(Collected data)

------------------------------------------------

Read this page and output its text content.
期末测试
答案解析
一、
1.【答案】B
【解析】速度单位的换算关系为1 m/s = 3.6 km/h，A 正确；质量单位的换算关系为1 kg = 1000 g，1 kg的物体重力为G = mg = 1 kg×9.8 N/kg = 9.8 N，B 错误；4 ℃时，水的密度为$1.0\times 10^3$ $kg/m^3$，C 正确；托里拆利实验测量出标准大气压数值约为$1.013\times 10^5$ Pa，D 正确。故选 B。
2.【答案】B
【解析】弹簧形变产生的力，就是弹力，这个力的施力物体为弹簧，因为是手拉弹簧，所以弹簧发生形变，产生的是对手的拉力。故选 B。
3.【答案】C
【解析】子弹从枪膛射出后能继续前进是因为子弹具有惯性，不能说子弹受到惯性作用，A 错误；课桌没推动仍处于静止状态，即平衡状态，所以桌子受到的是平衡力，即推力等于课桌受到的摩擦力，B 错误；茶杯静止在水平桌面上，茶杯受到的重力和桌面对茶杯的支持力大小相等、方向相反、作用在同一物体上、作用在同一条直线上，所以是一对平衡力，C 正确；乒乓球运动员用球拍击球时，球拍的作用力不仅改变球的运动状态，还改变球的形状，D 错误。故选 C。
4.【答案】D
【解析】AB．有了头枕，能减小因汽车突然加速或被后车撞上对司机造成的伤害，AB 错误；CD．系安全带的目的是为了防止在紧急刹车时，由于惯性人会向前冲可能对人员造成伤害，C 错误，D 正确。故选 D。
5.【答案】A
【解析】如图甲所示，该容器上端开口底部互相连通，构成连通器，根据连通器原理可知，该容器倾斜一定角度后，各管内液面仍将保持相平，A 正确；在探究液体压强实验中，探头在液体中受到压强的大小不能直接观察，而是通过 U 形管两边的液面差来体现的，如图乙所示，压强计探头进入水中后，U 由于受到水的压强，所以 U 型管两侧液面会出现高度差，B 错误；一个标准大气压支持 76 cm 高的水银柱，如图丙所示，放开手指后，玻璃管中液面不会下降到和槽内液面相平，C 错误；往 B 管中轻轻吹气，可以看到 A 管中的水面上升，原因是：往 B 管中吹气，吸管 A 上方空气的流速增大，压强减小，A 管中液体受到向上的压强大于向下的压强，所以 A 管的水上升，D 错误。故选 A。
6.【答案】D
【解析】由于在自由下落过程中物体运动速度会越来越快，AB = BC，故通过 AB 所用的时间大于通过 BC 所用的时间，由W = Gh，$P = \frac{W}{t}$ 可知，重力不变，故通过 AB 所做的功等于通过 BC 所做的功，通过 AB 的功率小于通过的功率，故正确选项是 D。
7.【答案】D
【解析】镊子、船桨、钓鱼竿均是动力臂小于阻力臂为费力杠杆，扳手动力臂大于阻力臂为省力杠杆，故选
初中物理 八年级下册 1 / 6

------------------------------------------------

#### [Written request]
Copy out each record from above, exactly.

#### [Answer in full]
Read this page and output its text content.
期末测试
答案解析
一、
1.【答案】B
【解析】速度单位的换算关系为1 m/s = 3.6 km/h，A 正确；质量单位的换算关系为1 kg = 1000 g，1 kg的物体重力为G = mg = 1 kg×9.8 N/kg = 9.8 N，B 错误；4 ℃时，水的密度为$1.0\times 10^3$ $kg/m^3$，C 正确；托里拆利实验测量出标准大气压数值约为$1.013\times 10^5$ Pa，D 正确。故选 B。
2.【答案】B
【解析】弹簧形变产生的力，就是弹力，这个力的施力物体为弹簧，因为是手拉弹簧，所以弹簧发生形变，产生的是对手的拉力。故选 B。
3.【答案】C
【解析】子弹从枪膛射出后能继续前进是因为子弹具有惯性，不能说子弹受到惯性作用，A 错误；课桌没推动仍处于静止状态，即平衡状态，所以桌子受到的是平衡力，即推力等于课桌受到的摩擦力，B 错误；茶杯静止在水平桌面上，茶杯受到的重力和桌面对茶杯的支持力大小相等、方向相反、作用在同一物体上、作用在同一条直线上，所以是一对平衡力，C 正确；乒乓球运动员用球拍击球时，球拍的作用力不仅改变球的运动状态，还改变球的形状，D 错误。故选 C。
4.【答案】D
【解析】AB．有了头枕，能减小因汽车突然加速或被后车撞上对司机造成的伤害，AB 错误；CD．系安全带的目的是为了防止在紧急刹车时，由于惯性人会向前冲可能对人员造成伤害，C 错误，D 正确。故选 D。
5.【答案】A
【解析】如图甲所示，该容器上端开口底部互相连通，构成连通器，根据连通器原理可知，该容器倾斜一定角度后，各管内液面仍将保持相平，A 正确；在探究液体压强实验中，探头在液体中受到压强的大小不能直接观察，而是通过 U 形管两边的液面差来体现的，如图乙所示，压强计探头进入水中后，U 由于受到水的压强，所以 U 型管两侧液面会出现高度差，B 错误；一个标准大气压支持 76 cm 高的水银柱，如图丙所示，放开手指后，玻璃管中液面不会下降到和槽内液面相平，C 错误；往 B 管中轻轻吹气，可以看到 A 管中的水面上升，原因是：往 B 管中吹气，吸管 A 上方空气的流速增大，压强减小，A 管中液体受到向上的压强大于向下的压强，所以 A 管的水上升，D 错误。故选 A。
6.【答案】D
【解析】由于在自由下落过程中物体运动速度会越来越快，AB = BC，故通过 AB 所用的时间大于通过 BC 所用的时间，由W = Gh，$P = \frac{W}{t}$ 可知，重力不变，故通过 AB 所做的功等于通过 BC 所做的功，通过 AB 的功率小于通过的功率，故正确选项是 D。
7.【答案】D
【解析】镊子、船桨、钓鱼竿均是动力臂小于阻力臂为费力杠杆，扳手动力臂大于阻力臂为省力杠杆，故选
初中物理 八年级下册 1 / 6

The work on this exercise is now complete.